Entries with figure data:
● ● ●
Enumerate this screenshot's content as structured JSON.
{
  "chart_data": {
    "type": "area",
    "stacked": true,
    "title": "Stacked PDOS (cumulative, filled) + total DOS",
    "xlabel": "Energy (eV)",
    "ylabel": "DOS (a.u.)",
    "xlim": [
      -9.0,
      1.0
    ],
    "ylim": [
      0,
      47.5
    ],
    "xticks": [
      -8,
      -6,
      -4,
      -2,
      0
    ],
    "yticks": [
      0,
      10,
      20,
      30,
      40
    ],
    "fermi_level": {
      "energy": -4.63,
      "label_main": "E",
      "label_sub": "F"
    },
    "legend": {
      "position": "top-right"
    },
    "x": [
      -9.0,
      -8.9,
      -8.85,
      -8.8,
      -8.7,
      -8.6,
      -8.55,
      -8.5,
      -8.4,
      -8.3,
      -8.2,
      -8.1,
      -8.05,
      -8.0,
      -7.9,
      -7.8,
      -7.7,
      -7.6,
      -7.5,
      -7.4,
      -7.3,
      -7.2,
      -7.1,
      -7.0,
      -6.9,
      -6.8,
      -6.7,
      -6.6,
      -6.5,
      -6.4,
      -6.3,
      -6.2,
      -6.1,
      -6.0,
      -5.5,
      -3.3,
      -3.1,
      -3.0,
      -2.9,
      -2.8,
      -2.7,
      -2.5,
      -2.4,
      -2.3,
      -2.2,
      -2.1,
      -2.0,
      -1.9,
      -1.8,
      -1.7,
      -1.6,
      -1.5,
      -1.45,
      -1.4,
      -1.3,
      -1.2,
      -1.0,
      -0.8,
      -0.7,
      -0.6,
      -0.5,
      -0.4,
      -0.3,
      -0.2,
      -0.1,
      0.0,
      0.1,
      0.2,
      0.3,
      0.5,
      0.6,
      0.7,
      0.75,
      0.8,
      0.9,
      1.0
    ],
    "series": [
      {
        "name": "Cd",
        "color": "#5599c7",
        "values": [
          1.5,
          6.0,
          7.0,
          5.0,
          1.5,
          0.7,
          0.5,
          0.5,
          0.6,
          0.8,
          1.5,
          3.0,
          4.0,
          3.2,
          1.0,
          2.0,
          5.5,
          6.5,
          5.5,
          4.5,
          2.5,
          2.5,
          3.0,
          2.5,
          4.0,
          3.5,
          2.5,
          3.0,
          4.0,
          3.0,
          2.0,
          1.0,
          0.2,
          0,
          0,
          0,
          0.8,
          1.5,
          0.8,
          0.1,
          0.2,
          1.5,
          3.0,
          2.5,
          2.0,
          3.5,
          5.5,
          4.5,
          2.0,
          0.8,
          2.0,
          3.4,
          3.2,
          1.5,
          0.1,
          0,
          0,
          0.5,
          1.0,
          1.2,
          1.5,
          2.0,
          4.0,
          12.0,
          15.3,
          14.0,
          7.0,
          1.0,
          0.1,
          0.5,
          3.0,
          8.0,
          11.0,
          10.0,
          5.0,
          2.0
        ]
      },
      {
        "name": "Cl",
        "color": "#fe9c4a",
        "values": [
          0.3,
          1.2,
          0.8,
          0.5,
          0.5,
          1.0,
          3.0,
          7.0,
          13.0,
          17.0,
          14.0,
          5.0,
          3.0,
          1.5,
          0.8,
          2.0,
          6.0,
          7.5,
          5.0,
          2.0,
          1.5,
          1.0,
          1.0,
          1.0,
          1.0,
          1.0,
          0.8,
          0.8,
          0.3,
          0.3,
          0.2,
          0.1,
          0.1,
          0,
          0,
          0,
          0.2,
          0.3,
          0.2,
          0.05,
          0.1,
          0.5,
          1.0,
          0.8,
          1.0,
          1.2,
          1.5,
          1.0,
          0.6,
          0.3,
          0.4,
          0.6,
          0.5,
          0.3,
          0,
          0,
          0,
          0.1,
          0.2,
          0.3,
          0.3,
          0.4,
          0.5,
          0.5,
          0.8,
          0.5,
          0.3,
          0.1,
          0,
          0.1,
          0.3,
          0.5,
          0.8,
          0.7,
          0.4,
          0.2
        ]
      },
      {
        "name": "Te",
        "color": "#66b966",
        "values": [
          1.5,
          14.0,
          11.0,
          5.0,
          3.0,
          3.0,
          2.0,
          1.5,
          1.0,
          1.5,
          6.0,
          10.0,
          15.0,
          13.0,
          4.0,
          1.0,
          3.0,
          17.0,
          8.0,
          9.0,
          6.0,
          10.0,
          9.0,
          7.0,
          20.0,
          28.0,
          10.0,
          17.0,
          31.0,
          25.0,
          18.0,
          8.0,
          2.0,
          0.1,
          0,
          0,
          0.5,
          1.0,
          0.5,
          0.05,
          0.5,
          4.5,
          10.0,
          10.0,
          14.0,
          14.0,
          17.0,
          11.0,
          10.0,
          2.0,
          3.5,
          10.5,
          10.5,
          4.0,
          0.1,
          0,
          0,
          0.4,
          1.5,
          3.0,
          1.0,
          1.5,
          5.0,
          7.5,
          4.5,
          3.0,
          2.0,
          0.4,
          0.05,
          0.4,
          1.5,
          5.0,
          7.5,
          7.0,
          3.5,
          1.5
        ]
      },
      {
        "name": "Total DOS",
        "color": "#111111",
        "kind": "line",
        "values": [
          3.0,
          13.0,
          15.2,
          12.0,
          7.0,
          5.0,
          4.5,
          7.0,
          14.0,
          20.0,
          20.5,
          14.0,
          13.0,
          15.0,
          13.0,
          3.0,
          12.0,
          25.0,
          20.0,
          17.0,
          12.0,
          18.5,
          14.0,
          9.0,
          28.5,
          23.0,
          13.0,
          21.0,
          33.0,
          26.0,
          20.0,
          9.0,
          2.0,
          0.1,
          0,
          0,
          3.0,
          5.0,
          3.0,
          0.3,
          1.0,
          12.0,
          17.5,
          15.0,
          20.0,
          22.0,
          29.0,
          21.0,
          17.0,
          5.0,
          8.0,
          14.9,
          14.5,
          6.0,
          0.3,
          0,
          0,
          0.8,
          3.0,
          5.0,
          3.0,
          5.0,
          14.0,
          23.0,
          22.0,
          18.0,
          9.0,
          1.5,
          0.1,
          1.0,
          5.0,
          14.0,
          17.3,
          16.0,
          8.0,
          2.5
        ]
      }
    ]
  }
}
● ● ●
Select every line in the records above that contains the word "color".

        "color": "#5599c7",
        "color": "#fe9c4a",
        "color": "#66b966",
        "color": "#111111",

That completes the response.